** Start **
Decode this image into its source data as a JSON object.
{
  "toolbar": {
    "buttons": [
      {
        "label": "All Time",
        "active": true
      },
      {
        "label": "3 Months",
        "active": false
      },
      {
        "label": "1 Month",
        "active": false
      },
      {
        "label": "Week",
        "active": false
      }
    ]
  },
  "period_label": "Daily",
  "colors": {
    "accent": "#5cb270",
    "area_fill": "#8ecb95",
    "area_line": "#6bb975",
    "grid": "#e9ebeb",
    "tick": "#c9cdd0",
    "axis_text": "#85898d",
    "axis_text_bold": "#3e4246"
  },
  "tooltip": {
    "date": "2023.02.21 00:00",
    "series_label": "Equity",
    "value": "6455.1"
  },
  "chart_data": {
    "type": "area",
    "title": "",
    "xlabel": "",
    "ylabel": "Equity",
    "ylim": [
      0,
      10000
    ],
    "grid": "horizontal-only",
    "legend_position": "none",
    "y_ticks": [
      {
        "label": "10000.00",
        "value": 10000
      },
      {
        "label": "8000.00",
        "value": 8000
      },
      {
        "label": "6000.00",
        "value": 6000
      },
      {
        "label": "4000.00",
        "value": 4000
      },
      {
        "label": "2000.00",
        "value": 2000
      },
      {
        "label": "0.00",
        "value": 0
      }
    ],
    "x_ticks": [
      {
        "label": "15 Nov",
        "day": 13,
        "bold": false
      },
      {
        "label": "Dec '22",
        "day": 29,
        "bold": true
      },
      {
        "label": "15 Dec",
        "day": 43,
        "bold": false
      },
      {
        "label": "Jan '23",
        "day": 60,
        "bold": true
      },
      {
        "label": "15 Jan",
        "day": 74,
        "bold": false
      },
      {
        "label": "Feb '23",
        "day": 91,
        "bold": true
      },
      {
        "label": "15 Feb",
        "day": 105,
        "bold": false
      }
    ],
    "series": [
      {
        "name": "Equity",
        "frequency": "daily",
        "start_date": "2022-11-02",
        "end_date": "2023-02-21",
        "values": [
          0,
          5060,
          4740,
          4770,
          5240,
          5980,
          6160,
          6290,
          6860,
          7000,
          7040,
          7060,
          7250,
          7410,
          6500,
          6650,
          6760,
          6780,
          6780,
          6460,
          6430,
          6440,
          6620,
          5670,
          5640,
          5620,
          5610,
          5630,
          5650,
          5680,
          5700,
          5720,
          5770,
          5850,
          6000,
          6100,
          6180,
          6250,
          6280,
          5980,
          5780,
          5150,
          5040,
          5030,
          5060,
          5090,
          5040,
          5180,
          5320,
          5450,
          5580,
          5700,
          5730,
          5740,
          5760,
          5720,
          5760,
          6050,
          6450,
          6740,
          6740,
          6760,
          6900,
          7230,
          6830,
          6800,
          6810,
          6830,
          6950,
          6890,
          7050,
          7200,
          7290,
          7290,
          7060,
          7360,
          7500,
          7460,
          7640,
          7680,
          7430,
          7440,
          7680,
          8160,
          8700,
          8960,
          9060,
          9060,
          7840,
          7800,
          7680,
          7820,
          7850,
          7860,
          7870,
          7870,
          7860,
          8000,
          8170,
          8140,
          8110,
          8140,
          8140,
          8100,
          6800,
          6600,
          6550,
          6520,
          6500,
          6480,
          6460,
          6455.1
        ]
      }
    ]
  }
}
** End **
**WRITTEN TASK:** From the records above, extract every entry exactly as given.

**COMPLETE OUTPUT:**
Decode this image into its source data as a JSON object.
{
  "toolbar": {
    "buttons": [
      {
        "label": "All Time",
        "active": true
      },
      {
        "label": "3 Months",
        "active": false
      },
      {
        "label": "1 Month",
        "active": false
      },
      {
        "label": "Week",
        "active": false
      }
    ]
  },
  "period_label": "Daily",
  "colors": {
    "accent": "#5cb270",
    "area_fill": "#8ecb95",
    "area_line": "#6bb975",
    "grid": "#e9ebeb",
    "tick": "#c9cdd0",
    "axis_text": "#85898d",
    "axis_text_bold": "#3e4246"
  },
  "tooltip": {
    "date": "2023.02.21 00:00",
    "series_label": "Equity",
    "value": "6455.1"
  },
  "chart_data": {
    "type": "area",
    "title": "",
    "xlabel": "",
    "ylabel": "Equity",
    "ylim": [
      0,
      10000
    ],
    "grid": "horizontal-only",
    "legend_position": "none",
    "y_ticks": [
      {
        "label": "10000.00",
        "value": 10000
      },
      {
        "label": "8000.00",
        "value": 8000
      },
      {
        "label": "6000.00",
        "value": 6000
      },
      {
        "label": "4000.00",
        "value": 4000
      },
      {
        "label": "2000.00",
        "value": 2000
      },
      {
        "label": "0.00",
        "value": 0
      }
    ],
    "x_ticks": [
      {
        "label": "15 Nov",
        "day": 13,
        "bold": false
      },
      {
        "label": "Dec '22",
        "day": 29,
        "bold": true
      },
      {
        "label": "15 Dec",
        "day": 43,
        "bold": false
      },
      {
        "label": "Jan '23",
        "day": 60,
        "bold": true
      },
      {
        "label": "15 Jan",
        "day": 74,
        "bold": false
      },
      {
        "label": "Feb '23",
        "day": 91,
        "bold": true
      },
      {
        "label": "15 Feb",
        "day": 105,
        "bold": false
      }
    ],
    "series": [
      {
        "name": "Equity",
        "frequency": "daily",
        "start_date": "2022-11-02",
        "end_date": "2023-02-21",
        "values": [
          0,
          5060,
          4740,
          4770,
          5240,
          5980,
          6160,
          6290,
          6860,
          7000,
          7040,
          7060,
          7250,
          7410,
          6500,
          6650,
          6760,
          6780,
          6780,
          6460,
          6430,
          6440,
          6620,
          5670,
          5640,
          5620,
          5610,
          5630,
          5650,
          5680,
          5700,
          5720,
          5770,
          5850,
          6000,
          6100,
          6180,
          6250,
          6280,
          5980,
          5780,
          5150,
          5040,
          5030,
          5060,
          5090,
          5040,
          5180,
          5320,
          5450,
          5580,
          5700,
          5730,
          5740,
          5760,
          5720,
          5760,
          6050,
          6450,
          6740,
          6740,
          6760,
          6900,
          7230,
          6830,
          6800,
          6810,
          6830,
          6950,
          6890,
          7050,
          7200,
          7290,
          7290,
          7060,
          7360,
          7500,
          7460,
          7640,
          7680,
          7430,
          7440,
          7680,
          8160,
          8700,
          8960,
          9060,
          9060,
          7840,
          7800,
          7680,
          7820,
          7850,
          7860,
          7870,
          7870,
          7860,
          8000,
          8170,
          8140,
          8110,
          8140,
          8140,
          8100,
          6800,
          6600,
          6550,
          6520,
          6500,
          6480,
          6460,
          6455.1
        ]
      }
    ]
  }
}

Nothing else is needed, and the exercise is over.